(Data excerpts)
* begin *

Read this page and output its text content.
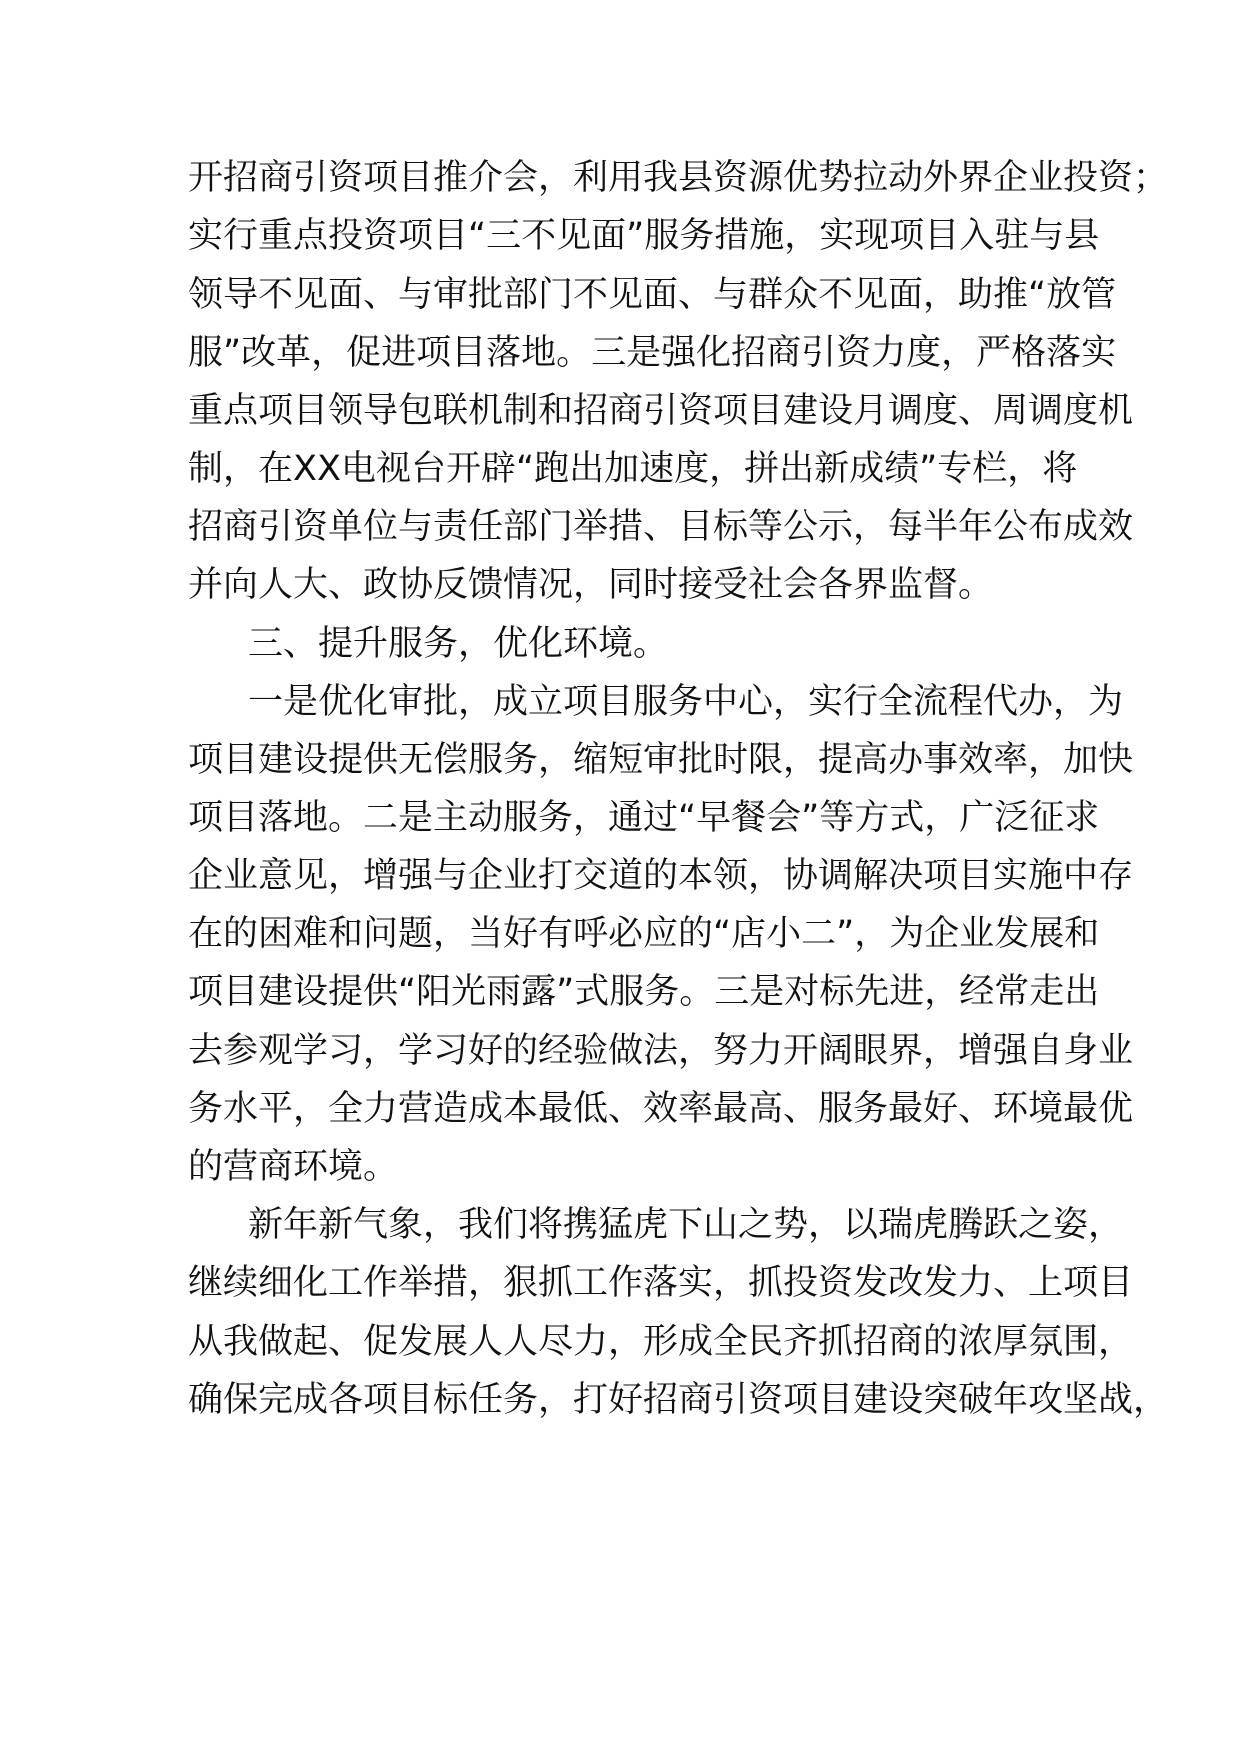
开招商引资项目推介会，利用我县资源优势拉动外界企业投资；
实行重点投资项目“三不见面”服务措施，实现项目入驻与县
领导不见面、与审批部门不见面、与群众不见面，助推“放管
服”改革，促进项目落地。三是强化招商引资力度，严格落实
重点项目领导包联机制和招商引资项目建设月调度、周调度机
制，在XX电视台开辟“跑出加速度，拼出新成绩”专栏，将
招商引资单位与责任部门举措、目标等公示，每半年公布成效
并向人大、政协反馈情况，同时接受社会各界监督。
三、提升服务，优化环境。
一是优化审批，成立项目服务中心，实行全流程代办，为
项目建设提供无偿服务，缩短审批时限，提高办事效率，加快
项目落地。二是主动服务，通过“早餐会”等方式，广泛征求
企业意见，增强与企业打交道的本领，协调解决项目实施中存
在的困难和问题，当好有呼必应的“店小二”，为企业发展和
项目建设提供“阳光雨露”式服务。三是对标先进，经常走出
去参观学习，学习好的经验做法，努力开阔眼界，增强自身业
务水平，全力营造成本最低、效率最高、服务最好、环境最优
的营商环境。
新年新气象，我们将携猛虎下山之势，以瑞虎腾跃之姿，
继续细化工作举措，狠抓工作落实，抓投资发改发力、上项目
从我做起、促发展人人尽力，形成全民齐抓招商的浓厚氛围，
确保完成各项目标任务，打好招商引资项目建设突破年攻坚战，
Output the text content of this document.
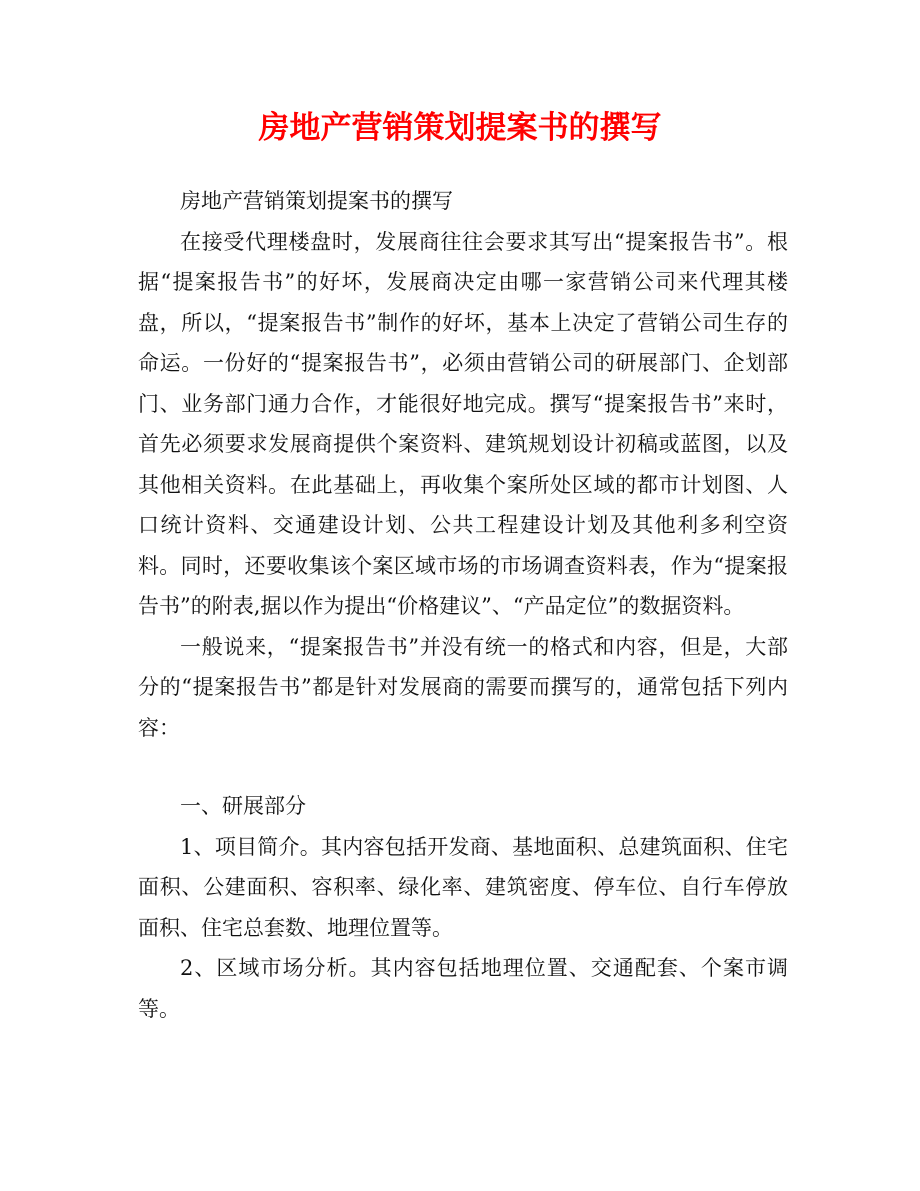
房地产营销策划提案书的撰写

房地产营销策划提案书的撰写

在接受代理楼盘时，发展商往往会要求其写出“提案报告书”。根据“提案报告书”的好坏，发展商决定由哪一家营销公司来代理其楼盘，所以，“提案报告书”制作的好坏，基本上决定了营销公司生存的命运。一份好的“提案报告书”，必须由营销公司的研展部门、企划部门、业务部门通力合作，才能很好地完成。撰写“提案报告书”来时，首先必须要求发展商提供个案资料、建筑规划设计初稿或蓝图，以及其他相关资料。在此基础上，再收集个案所处区域的都市计划图、人口统计资料、交通建设计划、公共工程建设计划及其他利多利空资料。同时，还要收集该个案区域市场的市场调查资料表，作为“提案报告书”的附表,据以作为提出“价格建议”、“产品定位”的数据资料。

一般说来，“提案报告书”并没有统一的格式和内容，但是，大部分的“提案报告书”都是针对发展商的需要而撰写的，通常包括下列内容：

一、研展部分

1、项目简介。其内容包括开发商、基地面积、总建筑面积、住宅面积、公建面积、容积率、绿化率、建筑密度、停车位、自行车停放面积、住宅总套数、地理位置等。

2、区域市场分析。其内容包括地理位置、交通配套、个案市调等。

* end *

Repeat the listing in full and exactly. Leave any pictures out.

Read this page and output its text content.
开招商引资项目推介会，利用我县资源优势拉动外界企业投资；
实行重点投资项目“三不见面”服务措施，实现项目入驻与县
领导不见面、与审批部门不见面、与群众不见面，助推“放管
服”改革，促进项目落地。三是强化招商引资力度，严格落实
重点项目领导包联机制和招商引资项目建设月调度、周调度机
制，在XX电视台开辟“跑出加速度，拼出新成绩”专栏，将
招商引资单位与责任部门举措、目标等公示，每半年公布成效
并向人大、政协反馈情况，同时接受社会各界监督。
三、提升服务，优化环境。
一是优化审批，成立项目服务中心，实行全流程代办，为
项目建设提供无偿服务，缩短审批时限，提高办事效率，加快
项目落地。二是主动服务，通过“早餐会”等方式，广泛征求
企业意见，增强与企业打交道的本领，协调解决项目实施中存
在的困难和问题，当好有呼必应的“店小二”，为企业发展和
项目建设提供“阳光雨露”式服务。三是对标先进，经常走出
去参观学习，学习好的经验做法，努力开阔眼界，增强自身业
务水平，全力营造成本最低、效率最高、服务最好、环境最优
的营商环境。
新年新气象，我们将携猛虎下山之势，以瑞虎腾跃之姿，
继续细化工作举措，狠抓工作落实，抓投资发改发力、上项目
从我做起、促发展人人尽力，形成全民齐抓招商的浓厚氛围，
确保完成各项目标任务，打好招商引资项目建设突破年攻坚战，
Output the text content of this document.
房地产营销策划提案书的撰写

房地产营销策划提案书的撰写

在接受代理楼盘时，发展商往往会要求其写出“提案报告书”。根据“提案报告书”的好坏，发展商决定由哪一家营销公司来代理其楼盘，所以，“提案报告书”制作的好坏，基本上决定了营销公司生存的命运。一份好的“提案报告书”，必须由营销公司的研展部门、企划部门、业务部门通力合作，才能很好地完成。撰写“提案报告书”来时，首先必须要求发展商提供个案资料、建筑规划设计初稿或蓝图，以及其他相关资料。在此基础上，再收集个案所处区域的都市计划图、人口统计资料、交通建设计划、公共工程建设计划及其他利多利空资料。同时，还要收集该个案区域市场的市场调查资料表，作为“提案报告书”的附表,据以作为提出“价格建议”、“产品定位”的数据资料。

一般说来，“提案报告书”并没有统一的格式和内容，但是，大部分的“提案报告书”都是针对发展商的需要而撰写的，通常包括下列内容：

一、研展部分

1、项目简介。其内容包括开发商、基地面积、总建筑面积、住宅面积、公建面积、容积率、绿化率、建筑密度、停车位、自行车停放面积、住宅总套数、地理位置等。

2、区域市场分析。其内容包括地理位置、交通配套、个案市调等。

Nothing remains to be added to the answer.